++++ DATOS DE ENTRADA ++++

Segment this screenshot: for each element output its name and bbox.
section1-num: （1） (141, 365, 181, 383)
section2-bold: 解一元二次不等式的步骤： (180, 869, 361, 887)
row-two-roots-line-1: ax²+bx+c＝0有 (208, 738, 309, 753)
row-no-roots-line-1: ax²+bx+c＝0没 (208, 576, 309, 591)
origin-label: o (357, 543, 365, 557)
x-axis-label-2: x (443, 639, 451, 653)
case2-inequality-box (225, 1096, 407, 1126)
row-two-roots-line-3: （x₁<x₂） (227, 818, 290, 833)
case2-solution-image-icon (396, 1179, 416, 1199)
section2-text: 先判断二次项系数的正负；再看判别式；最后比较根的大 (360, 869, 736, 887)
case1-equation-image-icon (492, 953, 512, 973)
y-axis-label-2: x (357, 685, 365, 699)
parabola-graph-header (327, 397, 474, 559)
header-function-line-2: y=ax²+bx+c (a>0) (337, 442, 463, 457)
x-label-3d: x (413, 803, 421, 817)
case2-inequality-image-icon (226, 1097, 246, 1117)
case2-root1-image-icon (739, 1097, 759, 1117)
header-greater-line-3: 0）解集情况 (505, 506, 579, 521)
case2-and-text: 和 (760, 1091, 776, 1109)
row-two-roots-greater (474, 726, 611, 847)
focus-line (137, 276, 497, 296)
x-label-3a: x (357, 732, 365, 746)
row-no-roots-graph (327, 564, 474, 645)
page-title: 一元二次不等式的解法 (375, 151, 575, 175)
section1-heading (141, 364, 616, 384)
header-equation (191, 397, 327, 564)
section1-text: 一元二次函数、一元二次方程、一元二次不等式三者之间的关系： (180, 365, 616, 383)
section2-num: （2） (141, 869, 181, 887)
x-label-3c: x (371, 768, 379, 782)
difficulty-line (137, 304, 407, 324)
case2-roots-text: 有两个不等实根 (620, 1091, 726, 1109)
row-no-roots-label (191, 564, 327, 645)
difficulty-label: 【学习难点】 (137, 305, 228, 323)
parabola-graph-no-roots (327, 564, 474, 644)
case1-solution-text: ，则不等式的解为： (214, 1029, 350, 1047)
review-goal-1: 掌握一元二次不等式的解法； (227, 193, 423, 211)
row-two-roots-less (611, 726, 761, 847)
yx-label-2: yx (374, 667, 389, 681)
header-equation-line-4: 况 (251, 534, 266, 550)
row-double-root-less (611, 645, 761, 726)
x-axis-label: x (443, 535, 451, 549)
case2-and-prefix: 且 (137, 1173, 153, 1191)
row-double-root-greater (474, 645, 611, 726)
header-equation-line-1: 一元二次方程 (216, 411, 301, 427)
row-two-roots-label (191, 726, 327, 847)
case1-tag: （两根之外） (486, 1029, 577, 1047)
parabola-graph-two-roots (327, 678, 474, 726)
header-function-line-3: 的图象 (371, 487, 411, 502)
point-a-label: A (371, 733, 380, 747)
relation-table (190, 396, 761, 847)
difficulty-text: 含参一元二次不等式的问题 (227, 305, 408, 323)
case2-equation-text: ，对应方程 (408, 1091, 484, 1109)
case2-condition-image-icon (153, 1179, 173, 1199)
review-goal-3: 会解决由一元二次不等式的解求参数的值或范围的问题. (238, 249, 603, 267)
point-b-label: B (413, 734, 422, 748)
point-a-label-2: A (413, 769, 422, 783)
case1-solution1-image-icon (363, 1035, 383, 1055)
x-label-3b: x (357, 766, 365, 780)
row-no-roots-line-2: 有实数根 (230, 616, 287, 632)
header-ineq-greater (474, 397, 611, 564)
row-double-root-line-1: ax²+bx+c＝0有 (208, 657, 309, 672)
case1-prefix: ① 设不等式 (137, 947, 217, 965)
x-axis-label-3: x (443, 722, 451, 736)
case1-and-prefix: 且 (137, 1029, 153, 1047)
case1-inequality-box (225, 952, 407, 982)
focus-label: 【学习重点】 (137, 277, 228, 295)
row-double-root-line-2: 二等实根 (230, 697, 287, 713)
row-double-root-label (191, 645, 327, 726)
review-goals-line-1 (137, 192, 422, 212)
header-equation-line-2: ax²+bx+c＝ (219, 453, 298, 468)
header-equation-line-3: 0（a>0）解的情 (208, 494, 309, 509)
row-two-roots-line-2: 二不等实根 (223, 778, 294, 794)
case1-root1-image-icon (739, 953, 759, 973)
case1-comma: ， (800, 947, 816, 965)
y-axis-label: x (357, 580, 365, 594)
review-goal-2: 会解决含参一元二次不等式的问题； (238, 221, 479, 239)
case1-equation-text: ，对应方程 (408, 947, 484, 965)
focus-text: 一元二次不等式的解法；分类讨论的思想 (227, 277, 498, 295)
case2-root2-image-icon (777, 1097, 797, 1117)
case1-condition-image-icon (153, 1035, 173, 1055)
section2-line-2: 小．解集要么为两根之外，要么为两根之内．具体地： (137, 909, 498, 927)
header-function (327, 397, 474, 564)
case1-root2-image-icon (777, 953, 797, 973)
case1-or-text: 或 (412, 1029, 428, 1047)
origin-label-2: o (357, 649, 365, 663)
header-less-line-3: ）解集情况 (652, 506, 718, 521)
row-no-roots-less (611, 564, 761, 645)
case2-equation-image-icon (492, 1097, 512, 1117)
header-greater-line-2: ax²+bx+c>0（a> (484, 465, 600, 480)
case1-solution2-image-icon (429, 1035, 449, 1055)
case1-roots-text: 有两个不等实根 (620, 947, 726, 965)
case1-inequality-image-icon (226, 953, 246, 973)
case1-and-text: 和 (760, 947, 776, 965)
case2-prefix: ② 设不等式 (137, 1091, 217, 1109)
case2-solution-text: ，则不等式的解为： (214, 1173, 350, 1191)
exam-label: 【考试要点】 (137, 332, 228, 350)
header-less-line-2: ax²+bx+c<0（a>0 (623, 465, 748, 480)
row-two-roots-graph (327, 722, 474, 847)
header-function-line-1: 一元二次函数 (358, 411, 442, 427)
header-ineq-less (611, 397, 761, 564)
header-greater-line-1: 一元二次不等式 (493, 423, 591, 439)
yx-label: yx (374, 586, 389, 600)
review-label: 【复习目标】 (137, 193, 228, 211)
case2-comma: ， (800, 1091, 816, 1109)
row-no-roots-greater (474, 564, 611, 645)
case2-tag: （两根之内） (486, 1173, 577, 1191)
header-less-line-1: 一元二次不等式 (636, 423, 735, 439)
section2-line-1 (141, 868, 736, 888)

++++

◆ PROBLEMA A RESOLVER ◆
Devuelve sin ningún cambio todas las líneas de los registros anteriores.

◆ TAREA COMPLETADA ◆
Segment this screenshot: for each element output its name and bbox.
section1-num: （1） (141, 365, 181, 383)
section2-bold: 解一元二次不等式的步骤： (180, 869, 361, 887)
row-two-roots-line-1: ax²+bx+c＝0有 (208, 738, 309, 753)
row-no-roots-line-1: ax²+bx+c＝0没 (208, 576, 309, 591)
origin-label: o (357, 543, 365, 557)
x-axis-label-2: x (443, 639, 451, 653)
case2-inequality-box (225, 1096, 407, 1126)
row-two-roots-line-3: （x₁<x₂） (227, 818, 290, 833)
case2-solution-image-icon (396, 1179, 416, 1199)
section2-text: 先判断二次项系数的正负；再看判别式；最后比较根的大 (360, 869, 736, 887)
case1-equation-image-icon (492, 953, 512, 973)
y-axis-label-2: x (357, 685, 365, 699)
parabola-graph-header (327, 397, 474, 559)
header-function-line-2: y=ax²+bx+c (a>0) (337, 442, 463, 457)
x-label-3d: x (413, 803, 421, 817)
case2-inequality-image-icon (226, 1097, 246, 1117)
case2-root1-image-icon (739, 1097, 759, 1117)
header-greater-line-3: 0）解集情况 (505, 506, 579, 521)
case2-and-text: 和 (760, 1091, 776, 1109)
row-two-roots-greater (474, 726, 611, 847)
focus-line (137, 276, 497, 296)
x-label-3a: x (357, 732, 365, 746)
row-no-roots-graph (327, 564, 474, 645)
page-title: 一元二次不等式的解法 (375, 151, 575, 175)
section1-heading (141, 364, 616, 384)
header-equation (191, 397, 327, 564)
section1-text: 一元二次函数、一元二次方程、一元二次不等式三者之间的关系： (180, 365, 616, 383)
section2-num: （2） (141, 869, 181, 887)
x-label-3c: x (371, 768, 379, 782)
difficulty-line (137, 304, 407, 324)
case2-roots-text: 有两个不等实根 (620, 1091, 726, 1109)
row-no-roots-label (191, 564, 327, 645)
difficulty-label: 【学习难点】 (137, 305, 228, 323)
parabola-graph-no-roots (327, 564, 474, 644)
case1-solution-text: ，则不等式的解为： (214, 1029, 350, 1047)
review-goal-1: 掌握一元二次不等式的解法； (227, 193, 423, 211)
row-two-roots-less (611, 726, 761, 847)
yx-label-2: yx (374, 667, 389, 681)
header-equation-line-4: 况 (251, 534, 266, 550)
row-double-root-less (611, 645, 761, 726)
x-axis-label: x (443, 535, 451, 549)
case2-and-prefix: 且 (137, 1173, 153, 1191)
row-double-root-greater (474, 645, 611, 726)
header-equation-line-1: 一元二次方程 (216, 411, 301, 427)
row-two-roots-label (191, 726, 327, 847)
case1-tag: （两根之外） (486, 1029, 577, 1047)
parabola-graph-two-roots (327, 678, 474, 726)
header-function-line-3: 的图象 (371, 487, 411, 502)
point-a-label: A (371, 733, 380, 747)
relation-table (190, 396, 761, 847)
difficulty-text: 含参一元二次不等式的问题 (227, 305, 408, 323)
case2-equation-text: ，对应方程 (408, 1091, 484, 1109)
case2-condition-image-icon (153, 1179, 173, 1199)
review-goal-3: 会解决由一元二次不等式的解求参数的值或范围的问题. (238, 249, 603, 267)
point-b-label: B (413, 734, 422, 748)
point-a-label-2: A (413, 769, 422, 783)
case1-solution1-image-icon (363, 1035, 383, 1055)
x-label-3b: x (357, 766, 365, 780)
row-no-roots-line-2: 有实数根 (230, 616, 287, 632)
header-ineq-greater (474, 397, 611, 564)
row-double-root-line-1: ax²+bx+c＝0有 (208, 657, 309, 672)
case1-prefix: ① 设不等式 (137, 947, 217, 965)
x-axis-label-3: x (443, 722, 451, 736)
case1-and-prefix: 且 (137, 1029, 153, 1047)
case1-inequality-box (225, 952, 407, 982)
focus-label: 【学习重点】 (137, 277, 228, 295)
row-double-root-line-2: 二等实根 (230, 697, 287, 713)
row-double-root-label (191, 645, 327, 726)
review-goals-line-1 (137, 192, 422, 212)
header-equation-line-2: ax²+bx+c＝ (219, 453, 298, 468)
header-equation-line-3: 0（a>0）解的情 (208, 494, 309, 509)
row-two-roots-line-2: 二不等实根 (223, 778, 294, 794)
case1-root1-image-icon (739, 953, 759, 973)
case1-comma: ， (800, 947, 816, 965)
y-axis-label: x (357, 580, 365, 594)
review-goal-2: 会解决含参一元二次不等式的问题； (238, 221, 479, 239)
case1-equation-text: ，对应方程 (408, 947, 484, 965)
focus-text: 一元二次不等式的解法；分类讨论的思想 (227, 277, 498, 295)
case2-root2-image-icon (777, 1097, 797, 1117)
case1-condition-image-icon (153, 1035, 173, 1055)
section2-line-2: 小．解集要么为两根之外，要么为两根之内．具体地： (137, 909, 498, 927)
header-function (327, 397, 474, 564)
case1-root2-image-icon (777, 953, 797, 973)
case1-or-text: 或 (412, 1029, 428, 1047)
origin-label-2: o (357, 649, 365, 663)
header-less-line-3: ）解集情况 (652, 506, 718, 521)
row-no-roots-less (611, 564, 761, 645)
case2-equation-image-icon (492, 1097, 512, 1117)
header-greater-line-2: ax²+bx+c>0（a> (484, 465, 600, 480)
case1-solution2-image-icon (429, 1035, 449, 1055)
case1-roots-text: 有两个不等实根 (620, 947, 726, 965)
case1-inequality-image-icon (226, 953, 246, 973)
case1-and-text: 和 (760, 947, 776, 965)
case2-prefix: ② 设不等式 (137, 1091, 217, 1109)
case2-solution-text: ，则不等式的解为： (214, 1173, 350, 1191)
exam-label: 【考试要点】 (137, 332, 228, 350)
header-less-line-2: ax²+bx+c<0（a>0 (623, 465, 748, 480)
row-two-roots-graph (327, 722, 474, 847)
header-function-line-1: 一元二次函数 (358, 411, 442, 427)
header-ineq-less (611, 397, 761, 564)
header-greater-line-1: 一元二次不等式 (493, 423, 591, 439)
yx-label: yx (374, 586, 389, 600)
review-label: 【复习目标】 (137, 193, 228, 211)
case2-comma: ， (800, 1091, 816, 1109)
row-no-roots-greater (474, 564, 611, 645)
case2-tag: （两根之内） (486, 1173, 577, 1191)
header-less-line-1: 一元二次不等式 (636, 423, 735, 439)
section2-line-1 (141, 868, 736, 888)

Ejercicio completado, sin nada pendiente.